[Exercise aim] Collect the lines of the entries where "ますたまさまいないとつまらないで" shows up.

[Record extracts]
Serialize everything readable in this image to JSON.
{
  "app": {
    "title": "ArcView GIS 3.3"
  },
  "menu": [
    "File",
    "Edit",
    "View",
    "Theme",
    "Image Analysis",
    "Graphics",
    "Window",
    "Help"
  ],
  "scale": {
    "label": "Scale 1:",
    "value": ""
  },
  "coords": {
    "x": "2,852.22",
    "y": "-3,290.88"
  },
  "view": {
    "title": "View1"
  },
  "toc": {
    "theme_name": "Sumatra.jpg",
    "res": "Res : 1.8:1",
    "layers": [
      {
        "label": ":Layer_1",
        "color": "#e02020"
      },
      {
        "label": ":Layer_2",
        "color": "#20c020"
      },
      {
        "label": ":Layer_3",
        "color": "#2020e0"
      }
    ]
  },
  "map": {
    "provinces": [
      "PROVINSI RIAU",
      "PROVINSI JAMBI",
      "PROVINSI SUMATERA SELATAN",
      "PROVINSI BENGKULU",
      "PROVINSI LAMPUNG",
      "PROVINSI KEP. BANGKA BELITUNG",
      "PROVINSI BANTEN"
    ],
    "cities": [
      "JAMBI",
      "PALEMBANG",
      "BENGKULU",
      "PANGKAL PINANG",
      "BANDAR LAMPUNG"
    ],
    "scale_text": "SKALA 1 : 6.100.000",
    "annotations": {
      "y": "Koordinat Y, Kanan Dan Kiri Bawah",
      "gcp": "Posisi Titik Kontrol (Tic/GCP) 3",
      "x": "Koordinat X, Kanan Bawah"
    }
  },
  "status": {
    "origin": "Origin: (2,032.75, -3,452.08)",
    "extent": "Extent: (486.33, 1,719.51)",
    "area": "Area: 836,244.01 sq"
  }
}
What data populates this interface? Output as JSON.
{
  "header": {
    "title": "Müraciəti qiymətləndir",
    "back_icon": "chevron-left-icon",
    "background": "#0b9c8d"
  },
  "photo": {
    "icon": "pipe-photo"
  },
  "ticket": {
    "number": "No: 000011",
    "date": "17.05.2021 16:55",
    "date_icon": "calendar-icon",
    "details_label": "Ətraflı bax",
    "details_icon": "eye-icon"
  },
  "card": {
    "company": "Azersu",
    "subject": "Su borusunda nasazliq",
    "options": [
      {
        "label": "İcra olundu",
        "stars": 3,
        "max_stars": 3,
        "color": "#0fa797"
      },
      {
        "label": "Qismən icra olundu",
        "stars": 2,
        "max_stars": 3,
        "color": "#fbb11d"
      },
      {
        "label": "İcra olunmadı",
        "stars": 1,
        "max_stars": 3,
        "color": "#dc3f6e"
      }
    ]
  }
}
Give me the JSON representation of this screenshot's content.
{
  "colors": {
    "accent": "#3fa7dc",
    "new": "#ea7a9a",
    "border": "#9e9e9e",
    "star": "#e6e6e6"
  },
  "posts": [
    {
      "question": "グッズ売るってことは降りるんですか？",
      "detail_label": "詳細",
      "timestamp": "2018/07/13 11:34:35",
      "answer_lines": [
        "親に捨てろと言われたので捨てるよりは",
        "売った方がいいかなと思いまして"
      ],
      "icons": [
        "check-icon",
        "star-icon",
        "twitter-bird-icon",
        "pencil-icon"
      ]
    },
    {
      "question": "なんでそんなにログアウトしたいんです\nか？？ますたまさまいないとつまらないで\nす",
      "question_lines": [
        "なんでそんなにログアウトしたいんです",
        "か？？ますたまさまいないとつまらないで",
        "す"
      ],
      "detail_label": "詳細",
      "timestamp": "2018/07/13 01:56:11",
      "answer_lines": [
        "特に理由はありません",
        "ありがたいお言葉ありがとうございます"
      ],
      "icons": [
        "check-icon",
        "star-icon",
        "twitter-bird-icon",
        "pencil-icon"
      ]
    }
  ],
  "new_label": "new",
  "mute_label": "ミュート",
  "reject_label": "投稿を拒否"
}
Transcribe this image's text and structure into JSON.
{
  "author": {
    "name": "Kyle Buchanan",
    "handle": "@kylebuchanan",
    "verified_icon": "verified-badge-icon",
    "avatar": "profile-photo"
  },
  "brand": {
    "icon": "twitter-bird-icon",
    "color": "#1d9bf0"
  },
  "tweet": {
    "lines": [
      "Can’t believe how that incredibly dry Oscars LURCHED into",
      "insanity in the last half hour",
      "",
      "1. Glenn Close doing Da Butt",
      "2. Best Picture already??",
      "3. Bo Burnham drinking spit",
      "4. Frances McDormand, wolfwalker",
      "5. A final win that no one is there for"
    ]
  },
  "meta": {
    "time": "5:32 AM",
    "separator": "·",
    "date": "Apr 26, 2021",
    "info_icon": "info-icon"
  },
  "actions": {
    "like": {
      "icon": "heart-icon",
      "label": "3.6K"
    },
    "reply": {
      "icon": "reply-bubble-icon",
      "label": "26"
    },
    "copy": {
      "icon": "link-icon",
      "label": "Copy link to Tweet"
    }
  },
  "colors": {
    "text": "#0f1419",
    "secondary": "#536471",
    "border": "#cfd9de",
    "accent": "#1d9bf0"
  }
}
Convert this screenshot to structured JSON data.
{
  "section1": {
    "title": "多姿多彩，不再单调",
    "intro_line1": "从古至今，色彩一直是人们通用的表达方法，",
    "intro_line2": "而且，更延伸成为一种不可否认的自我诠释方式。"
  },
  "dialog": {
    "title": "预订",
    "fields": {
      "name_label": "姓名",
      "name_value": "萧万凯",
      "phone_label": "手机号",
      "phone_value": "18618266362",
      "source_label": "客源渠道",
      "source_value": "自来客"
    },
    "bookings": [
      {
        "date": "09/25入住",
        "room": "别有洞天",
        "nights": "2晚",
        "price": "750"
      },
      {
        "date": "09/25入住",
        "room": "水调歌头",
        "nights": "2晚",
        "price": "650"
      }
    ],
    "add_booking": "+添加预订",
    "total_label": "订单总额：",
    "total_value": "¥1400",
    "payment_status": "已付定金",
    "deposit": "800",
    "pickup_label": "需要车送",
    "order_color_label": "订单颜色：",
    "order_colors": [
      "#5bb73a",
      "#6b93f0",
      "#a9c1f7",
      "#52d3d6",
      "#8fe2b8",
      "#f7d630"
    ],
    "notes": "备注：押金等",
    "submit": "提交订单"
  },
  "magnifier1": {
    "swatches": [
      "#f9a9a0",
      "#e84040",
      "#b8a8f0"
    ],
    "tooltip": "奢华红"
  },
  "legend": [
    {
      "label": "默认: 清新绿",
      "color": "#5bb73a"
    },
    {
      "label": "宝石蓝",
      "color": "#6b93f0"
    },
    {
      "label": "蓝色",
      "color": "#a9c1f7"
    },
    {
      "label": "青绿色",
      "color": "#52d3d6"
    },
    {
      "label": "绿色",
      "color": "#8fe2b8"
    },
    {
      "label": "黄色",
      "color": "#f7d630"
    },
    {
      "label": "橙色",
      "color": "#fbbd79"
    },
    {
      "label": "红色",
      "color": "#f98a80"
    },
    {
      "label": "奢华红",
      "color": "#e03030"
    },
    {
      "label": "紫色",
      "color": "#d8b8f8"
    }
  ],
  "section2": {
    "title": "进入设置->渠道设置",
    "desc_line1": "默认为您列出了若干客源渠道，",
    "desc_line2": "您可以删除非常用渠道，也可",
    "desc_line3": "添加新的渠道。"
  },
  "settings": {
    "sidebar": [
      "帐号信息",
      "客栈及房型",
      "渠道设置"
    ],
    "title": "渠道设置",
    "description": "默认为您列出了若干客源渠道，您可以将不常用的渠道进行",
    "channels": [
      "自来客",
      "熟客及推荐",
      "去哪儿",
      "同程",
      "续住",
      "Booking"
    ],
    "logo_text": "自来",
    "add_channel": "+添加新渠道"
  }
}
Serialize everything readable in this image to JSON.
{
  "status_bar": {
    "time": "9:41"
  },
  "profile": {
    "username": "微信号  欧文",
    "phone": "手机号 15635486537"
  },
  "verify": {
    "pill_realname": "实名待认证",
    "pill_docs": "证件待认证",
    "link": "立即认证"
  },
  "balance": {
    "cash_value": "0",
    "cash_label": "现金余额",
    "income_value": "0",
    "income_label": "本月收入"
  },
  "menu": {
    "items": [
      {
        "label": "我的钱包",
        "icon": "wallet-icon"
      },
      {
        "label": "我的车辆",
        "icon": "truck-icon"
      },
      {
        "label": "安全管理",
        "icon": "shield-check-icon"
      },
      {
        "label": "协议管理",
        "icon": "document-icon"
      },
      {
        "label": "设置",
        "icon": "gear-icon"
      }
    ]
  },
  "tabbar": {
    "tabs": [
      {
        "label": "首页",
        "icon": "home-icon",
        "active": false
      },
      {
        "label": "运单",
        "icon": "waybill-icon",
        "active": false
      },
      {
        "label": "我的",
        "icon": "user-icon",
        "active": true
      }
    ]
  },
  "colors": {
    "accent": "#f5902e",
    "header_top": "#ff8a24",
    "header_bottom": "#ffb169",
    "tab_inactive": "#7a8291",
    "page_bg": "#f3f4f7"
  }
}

[Result below]
      "question": "なんでそんなにログアウトしたいんです\nか？？ますたまさまいないとつまらないで\nす",
        "か？？ますたまさまいないとつまらないで",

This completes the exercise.